**PROBLEM TO SOLVE:** Each entry below is to be transcribed exactly.

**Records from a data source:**
====
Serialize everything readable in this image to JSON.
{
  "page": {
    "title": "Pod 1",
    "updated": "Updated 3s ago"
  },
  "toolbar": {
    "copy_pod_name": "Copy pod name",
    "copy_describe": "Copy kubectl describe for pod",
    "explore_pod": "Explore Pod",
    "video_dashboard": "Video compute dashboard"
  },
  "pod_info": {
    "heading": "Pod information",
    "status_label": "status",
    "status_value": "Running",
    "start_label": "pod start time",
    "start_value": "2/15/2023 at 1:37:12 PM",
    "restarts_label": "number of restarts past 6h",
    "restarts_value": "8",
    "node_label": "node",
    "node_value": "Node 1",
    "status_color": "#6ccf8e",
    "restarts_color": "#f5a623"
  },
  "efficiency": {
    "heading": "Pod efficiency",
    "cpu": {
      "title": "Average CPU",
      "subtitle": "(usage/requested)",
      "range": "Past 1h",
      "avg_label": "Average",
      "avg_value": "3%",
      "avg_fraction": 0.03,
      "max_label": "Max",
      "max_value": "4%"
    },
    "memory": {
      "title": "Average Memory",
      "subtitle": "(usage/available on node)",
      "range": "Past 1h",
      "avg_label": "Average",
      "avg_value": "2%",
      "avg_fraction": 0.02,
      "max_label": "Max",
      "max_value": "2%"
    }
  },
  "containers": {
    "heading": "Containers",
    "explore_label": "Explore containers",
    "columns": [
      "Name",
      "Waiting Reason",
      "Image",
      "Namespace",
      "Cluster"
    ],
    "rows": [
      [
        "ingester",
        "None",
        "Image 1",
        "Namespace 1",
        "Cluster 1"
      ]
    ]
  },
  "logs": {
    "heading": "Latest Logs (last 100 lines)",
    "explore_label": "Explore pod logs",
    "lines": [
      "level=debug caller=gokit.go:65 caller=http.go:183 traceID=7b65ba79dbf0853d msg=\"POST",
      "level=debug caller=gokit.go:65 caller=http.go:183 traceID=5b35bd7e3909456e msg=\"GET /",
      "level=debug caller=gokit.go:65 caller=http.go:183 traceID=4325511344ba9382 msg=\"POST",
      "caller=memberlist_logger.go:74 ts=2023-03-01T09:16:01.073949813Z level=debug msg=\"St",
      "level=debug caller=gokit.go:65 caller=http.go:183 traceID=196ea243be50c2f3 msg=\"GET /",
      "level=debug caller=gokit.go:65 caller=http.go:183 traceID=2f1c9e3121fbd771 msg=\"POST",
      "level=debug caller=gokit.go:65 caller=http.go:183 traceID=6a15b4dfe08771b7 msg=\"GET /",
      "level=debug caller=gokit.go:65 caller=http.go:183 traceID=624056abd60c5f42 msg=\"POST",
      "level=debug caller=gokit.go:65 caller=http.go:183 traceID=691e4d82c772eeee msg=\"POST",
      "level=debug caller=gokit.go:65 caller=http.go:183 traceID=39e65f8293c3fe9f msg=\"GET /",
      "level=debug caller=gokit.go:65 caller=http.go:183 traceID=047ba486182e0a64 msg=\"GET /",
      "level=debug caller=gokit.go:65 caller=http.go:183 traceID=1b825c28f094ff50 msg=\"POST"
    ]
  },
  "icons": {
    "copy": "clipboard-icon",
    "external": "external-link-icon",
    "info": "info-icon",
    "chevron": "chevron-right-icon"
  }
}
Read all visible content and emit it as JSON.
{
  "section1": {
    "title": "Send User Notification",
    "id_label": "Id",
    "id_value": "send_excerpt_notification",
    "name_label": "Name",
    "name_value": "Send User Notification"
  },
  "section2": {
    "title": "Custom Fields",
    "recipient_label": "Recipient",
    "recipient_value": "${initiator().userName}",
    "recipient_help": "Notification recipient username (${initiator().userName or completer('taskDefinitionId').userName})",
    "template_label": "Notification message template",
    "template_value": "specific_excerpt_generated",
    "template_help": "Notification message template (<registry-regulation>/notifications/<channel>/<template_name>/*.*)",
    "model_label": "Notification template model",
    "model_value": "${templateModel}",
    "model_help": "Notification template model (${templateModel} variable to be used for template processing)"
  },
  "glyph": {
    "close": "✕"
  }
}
====
**RESPONSE TO THE TASK:**
Serialize everything readable in this image to JSON.
{
  "page": {
    "title": "Pod 1",
    "updated": "Updated 3s ago"
  },
  "toolbar": {
    "copy_pod_name": "Copy pod name",
    "copy_describe": "Copy kubectl describe for pod",
    "explore_pod": "Explore Pod",
    "video_dashboard": "Video compute dashboard"
  },
  "pod_info": {
    "heading": "Pod information",
    "status_label": "status",
    "status_value": "Running",
    "start_label": "pod start time",
    "start_value": "2/15/2023 at 1:37:12 PM",
    "restarts_label": "number of restarts past 6h",
    "restarts_value": "8",
    "node_label": "node",
    "node_value": "Node 1",
    "status_color": "#6ccf8e",
    "restarts_color": "#f5a623"
  },
  "efficiency": {
    "heading": "Pod efficiency",
    "cpu": {
      "title": "Average CPU",
      "subtitle": "(usage/requested)",
      "range": "Past 1h",
      "avg_label": "Average",
      "avg_value": "3%",
      "avg_fraction": 0.03,
      "max_label": "Max",
      "max_value": "4%"
    },
    "memory": {
      "title": "Average Memory",
      "subtitle": "(usage/available on node)",
      "range": "Past 1h",
      "avg_label": "Average",
      "avg_value": "2%",
      "avg_fraction": 0.02,
      "max_label": "Max",
      "max_value": "2%"
    }
  },
  "containers": {
    "heading": "Containers",
    "explore_label": "Explore containers",
    "columns": [
      "Name",
      "Waiting Reason",
      "Image",
      "Namespace",
      "Cluster"
    ],
    "rows": [
      [
        "ingester",
        "None",
        "Image 1",
        "Namespace 1",
        "Cluster 1"
      ]
    ]
  },
  "logs": {
    "heading": "Latest Logs (last 100 lines)",
    "explore_label": "Explore pod logs",
    "lines": [
      "level=debug caller=gokit.go:65 caller=http.go:183 traceID=7b65ba79dbf0853d msg=\"POST",
      "level=debug caller=gokit.go:65 caller=http.go:183 traceID=5b35bd7e3909456e msg=\"GET /",
      "level=debug caller=gokit.go:65 caller=http.go:183 traceID=4325511344ba9382 msg=\"POST",
      "caller=memberlist_logger.go:74 ts=2023-03-01T09:16:01.073949813Z level=debug msg=\"St",
      "level=debug caller=gokit.go:65 caller=http.go:183 traceID=196ea243be50c2f3 msg=\"GET /",
      "level=debug caller=gokit.go:65 caller=http.go:183 traceID=2f1c9e3121fbd771 msg=\"POST",
      "level=debug caller=gokit.go:65 caller=http.go:183 traceID=6a15b4dfe08771b7 msg=\"GET /",
      "level=debug caller=gokit.go:65 caller=http.go:183 traceID=624056abd60c5f42 msg=\"POST",
      "level=debug caller=gokit.go:65 caller=http.go:183 traceID=691e4d82c772eeee msg=\"POST",
      "level=debug caller=gokit.go:65 caller=http.go:183 traceID=39e65f8293c3fe9f msg=\"GET /",
      "level=debug caller=gokit.go:65 caller=http.go:183 traceID=047ba486182e0a64 msg=\"GET /",
      "level=debug caller=gokit.go:65 caller=http.go:183 traceID=1b825c28f094ff50 msg=\"POST"
    ]
  },
  "icons": {
    "copy": "clipboard-icon",
    "external": "external-link-icon",
    "info": "info-icon",
    "chevron": "chevron-right-icon"
  }
}
Read all visible content and emit it as JSON.
{
  "section1": {
    "title": "Send User Notification",
    "id_label": "Id",
    "id_value": "send_excerpt_notification",
    "name_label": "Name",
    "name_value": "Send User Notification"
  },
  "section2": {
    "title": "Custom Fields",
    "recipient_label": "Recipient",
    "recipient_value": "${initiator().userName}",
    "recipient_help": "Notification recipient username (${initiator().userName or completer('taskDefinitionId').userName})",
    "template_label": "Notification message template",
    "template_value": "specific_excerpt_generated",
    "template_help": "Notification message template (<registry-regulation>/notifications/<channel>/<template_name>/*.*)",
    "model_label": "Notification template model",
    "model_value": "${templateModel}",
    "model_help": "Notification template model (${templateModel} variable to be used for template processing)"
  },
  "glyph": {
    "close": "✕"
  }
}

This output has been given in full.